§ **What to do**
The data must be returned in full and exactly as given.

(Excerpts from a figure dataset)
————————
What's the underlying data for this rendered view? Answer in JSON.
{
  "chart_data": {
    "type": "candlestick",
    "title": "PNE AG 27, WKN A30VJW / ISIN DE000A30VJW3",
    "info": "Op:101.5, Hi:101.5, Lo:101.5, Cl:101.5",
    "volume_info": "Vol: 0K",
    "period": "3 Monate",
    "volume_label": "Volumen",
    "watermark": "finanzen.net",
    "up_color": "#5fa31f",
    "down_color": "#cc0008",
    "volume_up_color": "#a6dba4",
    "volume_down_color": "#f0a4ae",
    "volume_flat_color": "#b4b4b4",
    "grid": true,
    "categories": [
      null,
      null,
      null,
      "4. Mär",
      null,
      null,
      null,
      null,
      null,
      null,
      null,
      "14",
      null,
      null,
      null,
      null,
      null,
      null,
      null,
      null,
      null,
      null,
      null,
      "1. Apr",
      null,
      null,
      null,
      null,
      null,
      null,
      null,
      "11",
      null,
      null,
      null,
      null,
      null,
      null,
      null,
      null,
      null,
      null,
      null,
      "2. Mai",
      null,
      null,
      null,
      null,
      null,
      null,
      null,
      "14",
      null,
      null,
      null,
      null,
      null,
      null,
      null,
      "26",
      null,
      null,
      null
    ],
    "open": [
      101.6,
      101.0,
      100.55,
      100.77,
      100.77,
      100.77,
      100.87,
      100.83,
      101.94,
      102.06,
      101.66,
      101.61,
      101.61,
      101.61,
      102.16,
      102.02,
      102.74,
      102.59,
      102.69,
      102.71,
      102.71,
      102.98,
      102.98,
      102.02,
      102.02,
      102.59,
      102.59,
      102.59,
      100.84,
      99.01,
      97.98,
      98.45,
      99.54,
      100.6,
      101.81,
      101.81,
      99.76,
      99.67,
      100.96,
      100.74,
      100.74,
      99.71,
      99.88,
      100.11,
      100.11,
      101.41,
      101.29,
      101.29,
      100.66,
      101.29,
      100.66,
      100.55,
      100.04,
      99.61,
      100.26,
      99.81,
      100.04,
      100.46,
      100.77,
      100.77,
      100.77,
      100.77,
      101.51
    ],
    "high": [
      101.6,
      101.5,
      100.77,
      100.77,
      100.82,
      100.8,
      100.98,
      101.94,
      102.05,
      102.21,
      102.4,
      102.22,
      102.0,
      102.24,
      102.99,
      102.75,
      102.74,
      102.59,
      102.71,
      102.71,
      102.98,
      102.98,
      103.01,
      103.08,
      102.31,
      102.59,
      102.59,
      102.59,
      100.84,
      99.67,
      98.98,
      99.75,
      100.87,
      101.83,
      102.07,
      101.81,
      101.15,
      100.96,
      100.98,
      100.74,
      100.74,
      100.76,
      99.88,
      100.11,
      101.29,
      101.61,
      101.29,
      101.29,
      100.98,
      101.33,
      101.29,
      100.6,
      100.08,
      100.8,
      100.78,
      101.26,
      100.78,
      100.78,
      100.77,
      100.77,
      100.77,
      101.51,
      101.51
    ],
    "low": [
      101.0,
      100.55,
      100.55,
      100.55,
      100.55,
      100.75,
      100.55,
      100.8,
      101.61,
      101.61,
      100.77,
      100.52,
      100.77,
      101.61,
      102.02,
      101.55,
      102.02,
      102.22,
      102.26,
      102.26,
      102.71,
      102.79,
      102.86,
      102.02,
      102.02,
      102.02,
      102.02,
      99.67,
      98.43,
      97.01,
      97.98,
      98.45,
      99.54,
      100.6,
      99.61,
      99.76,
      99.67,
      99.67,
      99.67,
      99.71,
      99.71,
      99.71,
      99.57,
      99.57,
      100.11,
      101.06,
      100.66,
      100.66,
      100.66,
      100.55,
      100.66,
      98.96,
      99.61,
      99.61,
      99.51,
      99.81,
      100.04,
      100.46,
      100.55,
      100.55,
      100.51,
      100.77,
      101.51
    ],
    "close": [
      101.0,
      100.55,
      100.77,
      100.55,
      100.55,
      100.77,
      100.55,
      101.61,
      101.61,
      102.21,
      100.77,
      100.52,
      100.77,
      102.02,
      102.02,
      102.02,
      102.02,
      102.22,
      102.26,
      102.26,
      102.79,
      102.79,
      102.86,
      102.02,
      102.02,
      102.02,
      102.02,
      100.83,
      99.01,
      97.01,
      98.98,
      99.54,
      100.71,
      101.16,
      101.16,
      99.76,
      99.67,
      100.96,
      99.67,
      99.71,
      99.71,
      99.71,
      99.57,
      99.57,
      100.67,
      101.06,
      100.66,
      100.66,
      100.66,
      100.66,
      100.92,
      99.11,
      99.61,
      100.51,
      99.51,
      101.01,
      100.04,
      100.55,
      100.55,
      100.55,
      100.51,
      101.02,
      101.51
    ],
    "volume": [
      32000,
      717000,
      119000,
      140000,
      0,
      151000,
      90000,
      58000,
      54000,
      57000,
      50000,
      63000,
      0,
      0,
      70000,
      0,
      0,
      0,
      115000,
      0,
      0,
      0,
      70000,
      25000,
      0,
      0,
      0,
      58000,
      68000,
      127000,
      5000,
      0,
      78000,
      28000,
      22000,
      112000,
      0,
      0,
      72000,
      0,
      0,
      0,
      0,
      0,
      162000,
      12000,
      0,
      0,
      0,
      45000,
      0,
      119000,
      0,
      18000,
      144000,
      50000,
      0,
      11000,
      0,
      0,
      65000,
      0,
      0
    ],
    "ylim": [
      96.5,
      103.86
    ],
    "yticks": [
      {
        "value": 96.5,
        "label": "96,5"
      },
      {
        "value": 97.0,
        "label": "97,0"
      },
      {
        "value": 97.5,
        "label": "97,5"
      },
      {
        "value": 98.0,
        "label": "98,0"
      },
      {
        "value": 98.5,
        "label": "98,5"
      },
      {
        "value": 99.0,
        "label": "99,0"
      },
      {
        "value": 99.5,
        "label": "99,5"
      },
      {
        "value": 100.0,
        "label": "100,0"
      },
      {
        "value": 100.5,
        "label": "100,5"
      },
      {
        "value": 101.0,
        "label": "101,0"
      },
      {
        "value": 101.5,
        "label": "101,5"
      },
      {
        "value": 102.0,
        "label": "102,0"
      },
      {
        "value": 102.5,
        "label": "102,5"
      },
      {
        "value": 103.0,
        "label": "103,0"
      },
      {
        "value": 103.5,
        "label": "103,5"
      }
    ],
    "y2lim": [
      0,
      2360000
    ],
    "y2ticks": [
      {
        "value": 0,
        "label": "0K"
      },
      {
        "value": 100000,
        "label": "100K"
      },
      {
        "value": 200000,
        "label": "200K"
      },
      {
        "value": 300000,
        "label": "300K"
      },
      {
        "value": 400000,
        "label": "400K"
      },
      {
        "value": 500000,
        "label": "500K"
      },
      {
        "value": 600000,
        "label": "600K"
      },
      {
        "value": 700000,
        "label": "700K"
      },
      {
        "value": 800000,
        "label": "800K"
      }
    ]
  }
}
————————
§ **Output of the exercise**
What's the underlying data for this rendered view? Answer in JSON.
{
  "chart_data": {
    "type": "candlestick",
    "title": "PNE AG 27, WKN A30VJW / ISIN DE000A30VJW3",
    "info": "Op:101.5, Hi:101.5, Lo:101.5, Cl:101.5",
    "volume_info": "Vol: 0K",
    "period": "3 Monate",
    "volume_label": "Volumen",
    "watermark": "finanzen.net",
    "up_color": "#5fa31f",
    "down_color": "#cc0008",
    "volume_up_color": "#a6dba4",
    "volume_down_color": "#f0a4ae",
    "volume_flat_color": "#b4b4b4",
    "grid": true,
    "categories": [
      null,
      null,
      null,
      "4. Mär",
      null,
      null,
      null,
      null,
      null,
      null,
      null,
      "14",
      null,
      null,
      null,
      null,
      null,
      null,
      null,
      null,
      null,
      null,
      null,
      "1. Apr",
      null,
      null,
      null,
      null,
      null,
      null,
      null,
      "11",
      null,
      null,
      null,
      null,
      null,
      null,
      null,
      null,
      null,
      null,
      null,
      "2. Mai",
      null,
      null,
      null,
      null,
      null,
      null,
      null,
      "14",
      null,
      null,
      null,
      null,
      null,
      null,
      null,
      "26",
      null,
      null,
      null
    ],
    "open": [
      101.6,
      101.0,
      100.55,
      100.77,
      100.77,
      100.77,
      100.87,
      100.83,
      101.94,
      102.06,
      101.66,
      101.61,
      101.61,
      101.61,
      102.16,
      102.02,
      102.74,
      102.59,
      102.69,
      102.71,
      102.71,
      102.98,
      102.98,
      102.02,
      102.02,
      102.59,
      102.59,
      102.59,
      100.84,
      99.01,
      97.98,
      98.45,
      99.54,
      100.6,
      101.81,
      101.81,
      99.76,
      99.67,
      100.96,
      100.74,
      100.74,
      99.71,
      99.88,
      100.11,
      100.11,
      101.41,
      101.29,
      101.29,
      100.66,
      101.29,
      100.66,
      100.55,
      100.04,
      99.61,
      100.26,
      99.81,
      100.04,
      100.46,
      100.77,
      100.77,
      100.77,
      100.77,
      101.51
    ],
    "high": [
      101.6,
      101.5,
      100.77,
      100.77,
      100.82,
      100.8,
      100.98,
      101.94,
      102.05,
      102.21,
      102.4,
      102.22,
      102.0,
      102.24,
      102.99,
      102.75,
      102.74,
      102.59,
      102.71,
      102.71,
      102.98,
      102.98,
      103.01,
      103.08,
      102.31,
      102.59,
      102.59,
      102.59,
      100.84,
      99.67,
      98.98,
      99.75,
      100.87,
      101.83,
      102.07,
      101.81,
      101.15,
      100.96,
      100.98,
      100.74,
      100.74,
      100.76,
      99.88,
      100.11,
      101.29,
      101.61,
      101.29,
      101.29,
      100.98,
      101.33,
      101.29,
      100.6,
      100.08,
      100.8,
      100.78,
      101.26,
      100.78,
      100.78,
      100.77,
      100.77,
      100.77,
      101.51,
      101.51
    ],
    "low": [
      101.0,
      100.55,
      100.55,
      100.55,
      100.55,
      100.75,
      100.55,
      100.8,
      101.61,
      101.61,
      100.77,
      100.52,
      100.77,
      101.61,
      102.02,
      101.55,
      102.02,
      102.22,
      102.26,
      102.26,
      102.71,
      102.79,
      102.86,
      102.02,
      102.02,
      102.02,
      102.02,
      99.67,
      98.43,
      97.01,
      97.98,
      98.45,
      99.54,
      100.6,
      99.61,
      99.76,
      99.67,
      99.67,
      99.67,
      99.71,
      99.71,
      99.71,
      99.57,
      99.57,
      100.11,
      101.06,
      100.66,
      100.66,
      100.66,
      100.55,
      100.66,
      98.96,
      99.61,
      99.61,
      99.51,
      99.81,
      100.04,
      100.46,
      100.55,
      100.55,
      100.51,
      100.77,
      101.51
    ],
    "close": [
      101.0,
      100.55,
      100.77,
      100.55,
      100.55,
      100.77,
      100.55,
      101.61,
      101.61,
      102.21,
      100.77,
      100.52,
      100.77,
      102.02,
      102.02,
      102.02,
      102.02,
      102.22,
      102.26,
      102.26,
      102.79,
      102.79,
      102.86,
      102.02,
      102.02,
      102.02,
      102.02,
      100.83,
      99.01,
      97.01,
      98.98,
      99.54,
      100.71,
      101.16,
      101.16,
      99.76,
      99.67,
      100.96,
      99.67,
      99.71,
      99.71,
      99.71,
      99.57,
      99.57,
      100.67,
      101.06,
      100.66,
      100.66,
      100.66,
      100.66,
      100.92,
      99.11,
      99.61,
      100.51,
      99.51,
      101.01,
      100.04,
      100.55,
      100.55,
      100.55,
      100.51,
      101.02,
      101.51
    ],
    "volume": [
      32000,
      717000,
      119000,
      140000,
      0,
      151000,
      90000,
      58000,
      54000,
      57000,
      50000,
      63000,
      0,
      0,
      70000,
      0,
      0,
      0,
      115000,
      0,
      0,
      0,
      70000,
      25000,
      0,
      0,
      0,
      58000,
      68000,
      127000,
      5000,
      0,
      78000,
      28000,
      22000,
      112000,
      0,
      0,
      72000,
      0,
      0,
      0,
      0,
      0,
      162000,
      12000,
      0,
      0,
      0,
      45000,
      0,
      119000,
      0,
      18000,
      144000,
      50000,
      0,
      11000,
      0,
      0,
      65000,
      0,
      0
    ],
    "ylim": [
      96.5,
      103.86
    ],
    "yticks": [
      {
        "value": 96.5,
        "label": "96,5"
      },
      {
        "value": 97.0,
        "label": "97,0"
      },
      {
        "value": 97.5,
        "label": "97,5"
      },
      {
        "value": 98.0,
        "label": "98,0"
      },
      {
        "value": 98.5,
        "label": "98,5"
      },
      {
        "value": 99.0,
        "label": "99,0"
      },
      {
        "value": 99.5,
        "label": "99,5"
      },
      {
        "value": 100.0,
        "label": "100,0"
      },
      {
        "value": 100.5,
        "label": "100,5"
      },
      {
        "value": 101.0,
        "label": "101,0"
      },
      {
        "value": 101.5,
        "label": "101,5"
      },
      {
        "value": 102.0,
        "label": "102,0"
      },
      {
        "value": 102.5,
        "label": "102,5"
      },
      {
        "value": 103.0,
        "label": "103,0"
      },
      {
        "value": 103.5,
        "label": "103,5"
      }
    ],
    "y2lim": [
      0,
      2360000
    ],
    "y2ticks": [
      {
        "value": 0,
        "label": "0K"
      },
      {
        "value": 100000,
        "label": "100K"
      },
      {
        "value": 200000,
        "label": "200K"
      },
      {
        "value": 300000,
        "label": "300K"
      },
      {
        "value": 400000,
        "label": "400K"
      },
      {
        "value": 500000,
        "label": "500K"
      },
      {
        "value": 600000,
        "label": "600K"
      },
      {
        "value": 700000,
        "label": "700K"
      },
      {
        "value": 800000,
        "label": "800K"
      }
    ]
  }
}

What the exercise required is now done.